__What you need to do__
Quote the records beneath, complete and exact. Leave out images.

Rows from a dataset:
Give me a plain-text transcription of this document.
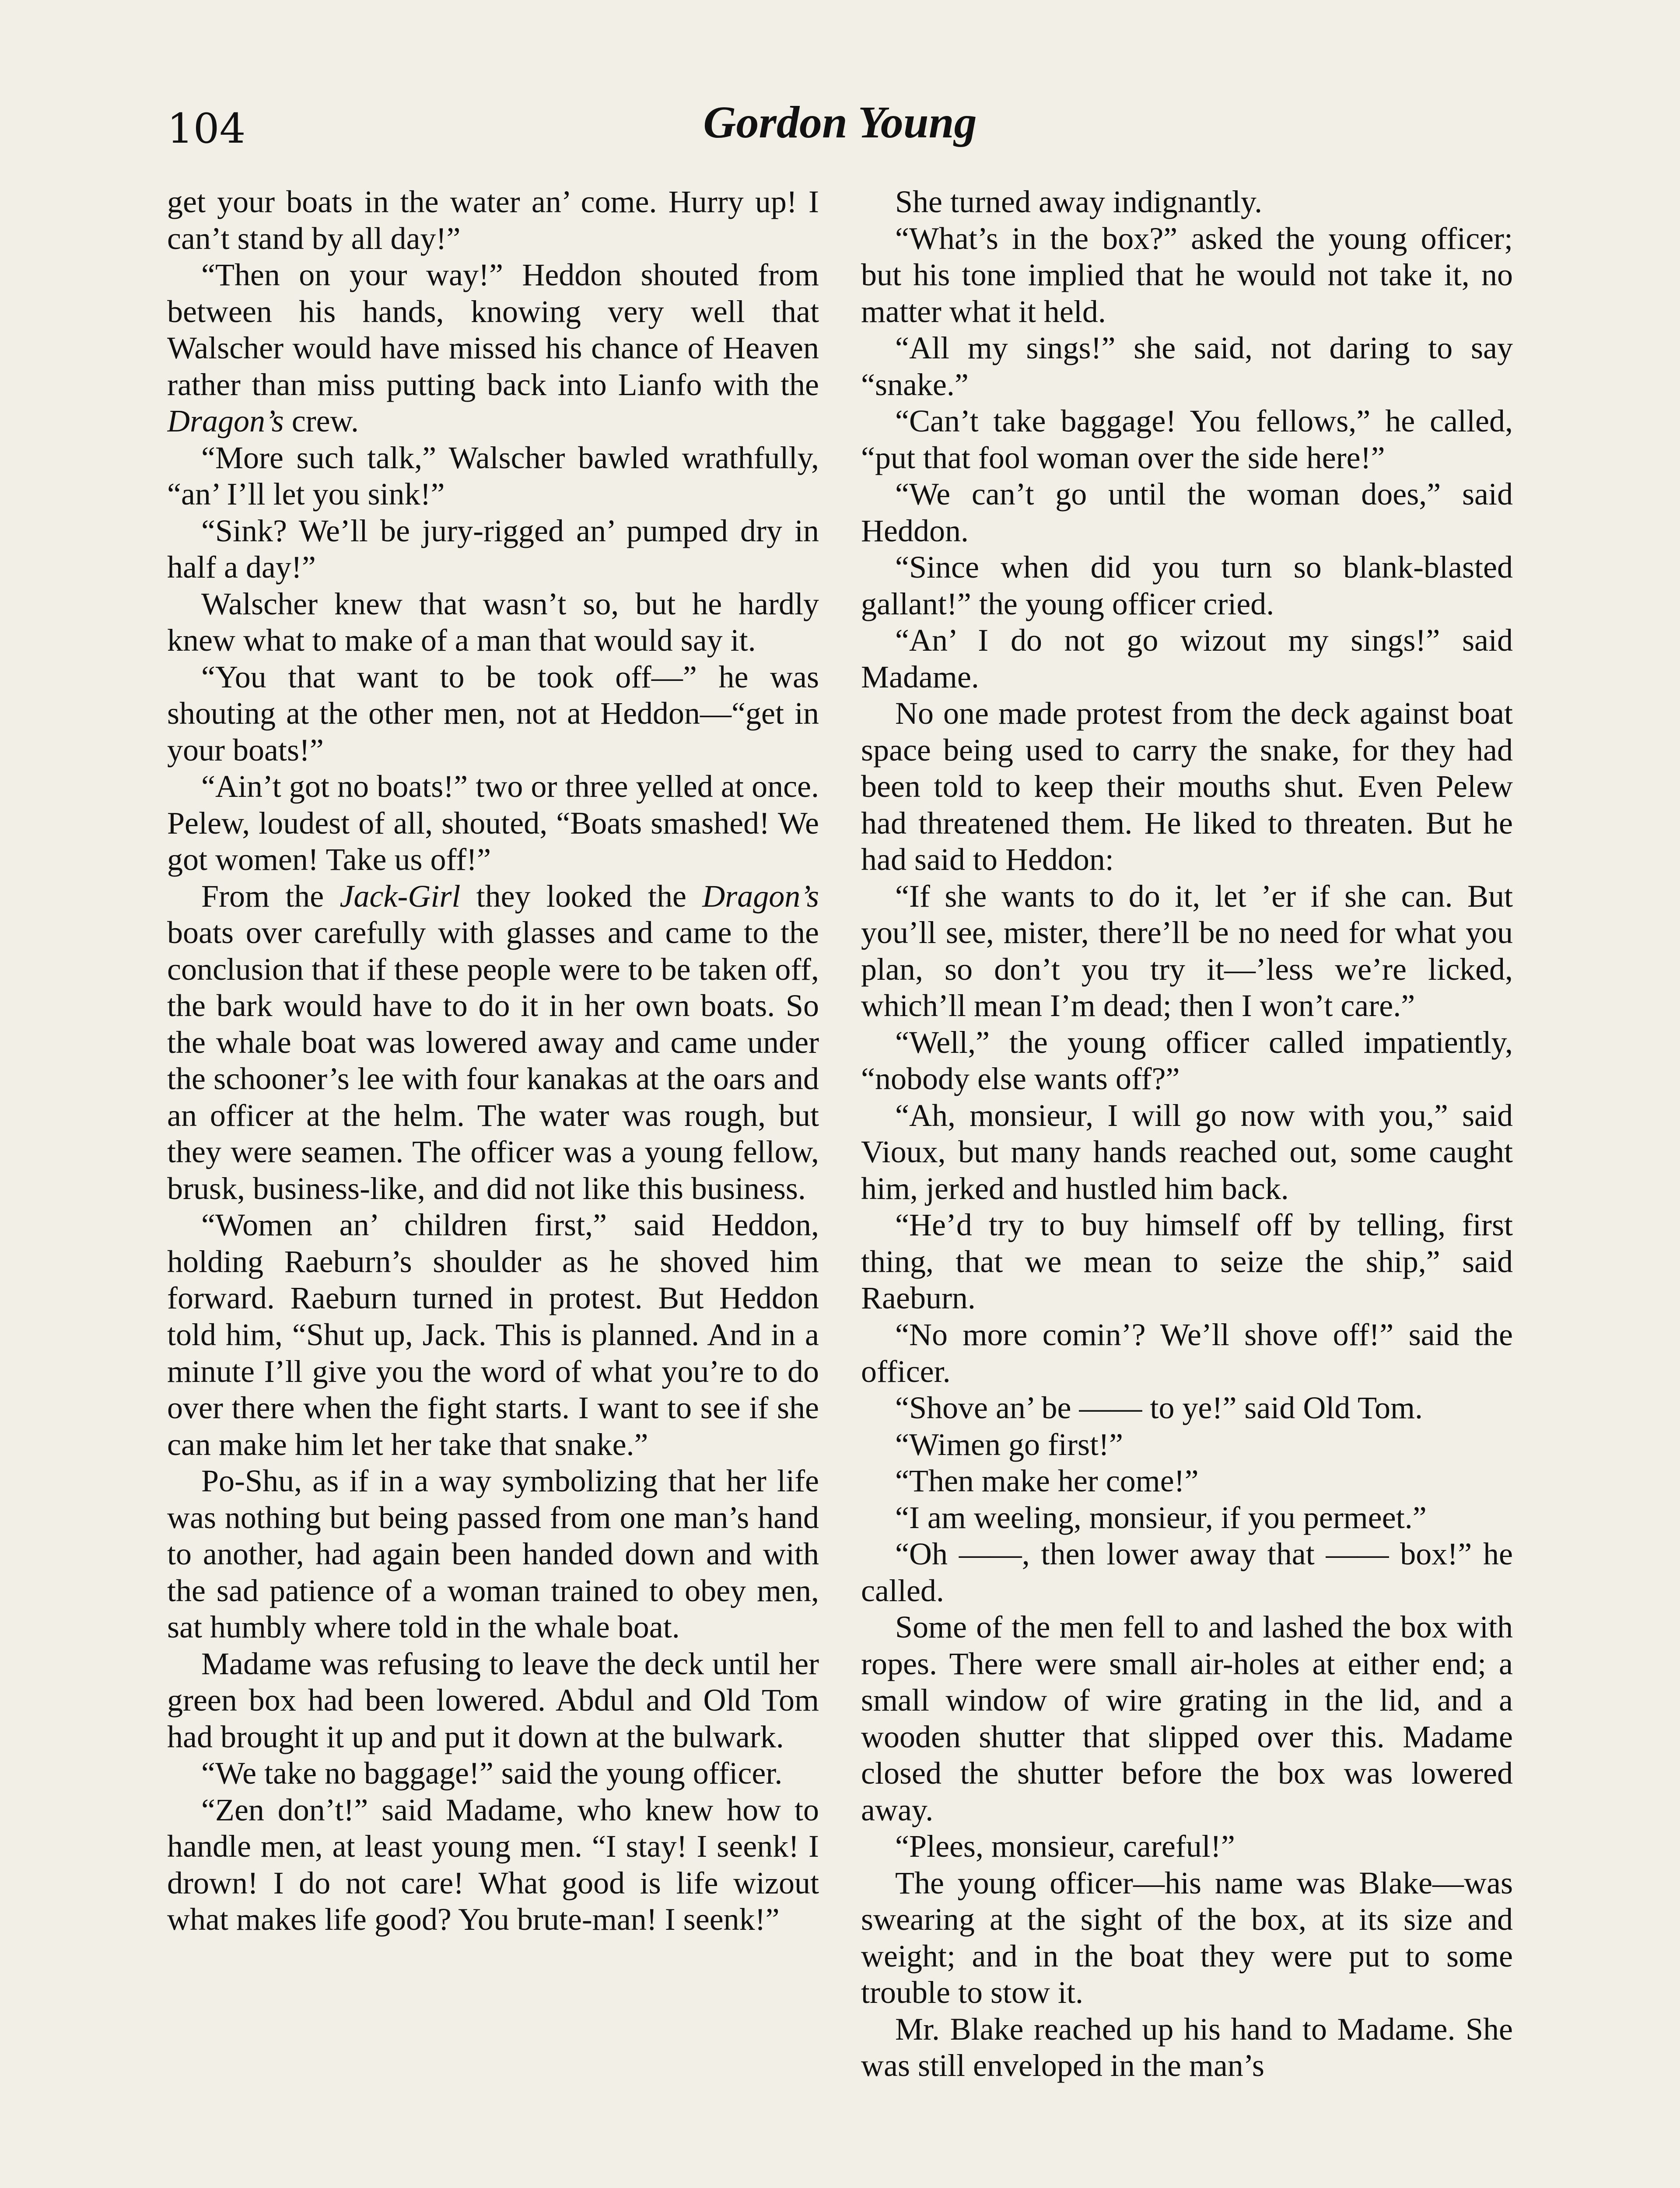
104	Gordon Young

get your boats in the water an’ come. Hurry up! I can’t stand by all day!”

“Then on your way!” Heddon shouted from between his hands, knowing very well that Walscher would have missed his chance of Heaven rather than miss putting back into Lianfo with the Dragon’s crew.

“More such talk,” Walscher bawled wrathfully, “an’ I’ll let you sink!”

“Sink? We’ll be jury-rigged an’ pumped dry in half a day!”

Walscher knew that wasn’t so, but he hardly knew what to make of a man that would say it.

“You that want to be took off—” he was shouting at the other men, not at Heddon—“get in your boats!”

“Ain’t got no boats!” two or three yelled at once. Pelew, loudest of all, shouted, “Boats smashed! We got women! Take us off!”

From the Jack-Girl they looked the Dragon’s boats over carefully with glasses and came to the conclusion that if these people were to be taken off, the bark would have to do it in her own boats. So the whale boat was lowered away and came under the schooner’s lee with four kanakas at the oars and an officer at the helm. The water was rough, but they were seamen. The officer was a young fellow, brusk, business-like, and did not like this business.

“Women an’ children first,” said Heddon, holding Raeburn’s shoulder as he shoved him forward. Raeburn turned in protest. But Heddon told him, “Shut up, Jack. This is planned. And in a minute I’ll give you the word of what you’re to do over there when the fight starts. I want to see if she can make him let her take that snake.”

Po-Shu, as if in a way symbolizing that her life was nothing but being passed from one man’s hand to another, had again been handed down and with the sad patience of a woman trained to obey men, sat humbly where told in the whale boat.

Madame was refusing to leave the deck until her green box had been lowered. Abdul and Old Tom had brought it up and put it down at the bulwark.

“We take no baggage!” said the young officer.

“Zen don’t!” said Madame, who knew how to handle men, at least young men. “I stay! I seenk! I drown! I do not care! What good is life wizout what makes life good? You brute-man! I seenk!”

She turned away indignantly.

“What’s in the box?” asked the young officer; but his tone implied that he would not take it, no matter what it held.

“All my sings!” she said, not daring to say “snake.”

“Can’t take baggage! You fellows,” he called, “put that fool woman over the side here!”

“We can’t go until the woman does,” said Heddon.

“Since when did you turn so blank-blasted gallant!” the young officer cried.

“An’ I do not go wizout my sings!” said Madame.

No one made protest from the deck against boat space being used to carry the snake, for they had been told to keep their mouths shut. Even Pelew had threatened them. He liked to threaten. But he had said to Heddon:

“If she wants to do it, let ’er if she can. But you’ll see, mister, there’ll be no need for what you plan, so don’t you try it—’less we’re licked, which’ll mean I’m dead; then I won’t care.”

“Well,” the young officer called impatiently, “nobody else wants off?”

“Ah, monsieur, I will go now with you,” said Vioux, but many hands reached out, some caught him, jerked and hustled him back.

“He’d try to buy himself off by telling, first thing, that we mean to seize the ship,” said Raeburn.

“No more comin’? We’ll shove off!” said the officer.

“Shove an’ be —— to ye!” said Old Tom.

“Wimen go first!”

“Then make her come!”

“I am weeling, monsieur, if you permeet.”

“Oh ——, then lower away that —— box!” he called.

Some of the men fell to and lashed the box with ropes. There were small air-holes at either end; a small window of wire grating in the lid, and a wooden shutter that slipped over this. Madame closed the shutter before the box was lowered away.

“Plees, monsieur, careful!”

The young officer—his name was Blake—was swearing at the sight of the box, at its size and weight; and in the boat they were put to some trouble to stow it.

Mr. Blake reached up his hand to Madame. She was still enveloped in the man’s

__Solution to this task__
Give me a plain-text transcription of this document.
104	Gordon Young

get your boats in the water an’ come. Hurry up! I can’t stand by all day!”

“Then on your way!” Heddon shouted from between his hands, knowing very well that Walscher would have missed his chance of Heaven rather than miss putting back into Lianfo with the Dragon’s crew.

“More such talk,” Walscher bawled wrathfully, “an’ I’ll let you sink!”

“Sink? We’ll be jury-rigged an’ pumped dry in half a day!”

Walscher knew that wasn’t so, but he hardly knew what to make of a man that would say it.

“You that want to be took off—” he was shouting at the other men, not at Heddon—“get in your boats!”

“Ain’t got no boats!” two or three yelled at once. Pelew, loudest of all, shouted, “Boats smashed! We got women! Take us off!”

From the Jack-Girl they looked the Dragon’s boats over carefully with glasses and came to the conclusion that if these people were to be taken off, the bark would have to do it in her own boats. So the whale boat was lowered away and came under the schooner’s lee with four kanakas at the oars and an officer at the helm. The water was rough, but they were seamen. The officer was a young fellow, brusk, business-like, and did not like this business.

“Women an’ children first,” said Heddon, holding Raeburn’s shoulder as he shoved him forward. Raeburn turned in protest. But Heddon told him, “Shut up, Jack. This is planned. And in a minute I’ll give you the word of what you’re to do over there when the fight starts. I want to see if she can make him let her take that snake.”

Po-Shu, as if in a way symbolizing that her life was nothing but being passed from one man’s hand to another, had again been handed down and with the sad patience of a woman trained to obey men, sat humbly where told in the whale boat.

Madame was refusing to leave the deck until her green box had been lowered. Abdul and Old Tom had brought it up and put it down at the bulwark.

“We take no baggage!” said the young officer.

“Zen don’t!” said Madame, who knew how to handle men, at least young men. “I stay! I seenk! I drown! I do not care! What good is life wizout what makes life good? You brute-man! I seenk!”

She turned away indignantly.

“What’s in the box?” asked the young officer; but his tone implied that he would not take it, no matter what it held.

“All my sings!” she said, not daring to say “snake.”

“Can’t take baggage! You fellows,” he called, “put that fool woman over the side here!”

“We can’t go until the woman does,” said Heddon.

“Since when did you turn so blank-blasted gallant!” the young officer cried.

“An’ I do not go wizout my sings!” said Madame.

No one made protest from the deck against boat space being used to carry the snake, for they had been told to keep their mouths shut. Even Pelew had threatened them. He liked to threaten. But he had said to Heddon:

“If she wants to do it, let ’er if she can. But you’ll see, mister, there’ll be no need for what you plan, so don’t you try it—’less we’re licked, which’ll mean I’m dead; then I won’t care.”

“Well,” the young officer called impatiently, “nobody else wants off?”

“Ah, monsieur, I will go now with you,” said Vioux, but many hands reached out, some caught him, jerked and hustled him back.

“He’d try to buy himself off by telling, first thing, that we mean to seize the ship,” said Raeburn.

“No more comin’? We’ll shove off!” said the officer.

“Shove an’ be —— to ye!” said Old Tom.

“Wimen go first!”

“Then make her come!”

“I am weeling, monsieur, if you permeet.”

“Oh ——, then lower away that —— box!” he called.

Some of the men fell to and lashed the box with ropes. There were small air-holes at either end; a small window of wire grating in the lid, and a wooden shutter that slipped over this. Madame closed the shutter before the box was lowered away.

“Plees, monsieur, careful!”

The young officer—his name was Blake—was swearing at the sight of the box, at its size and weight; and in the boat they were put to some trouble to stow it.

Mr. Blake reached up his hand to Madame. She was still enveloped in the man’s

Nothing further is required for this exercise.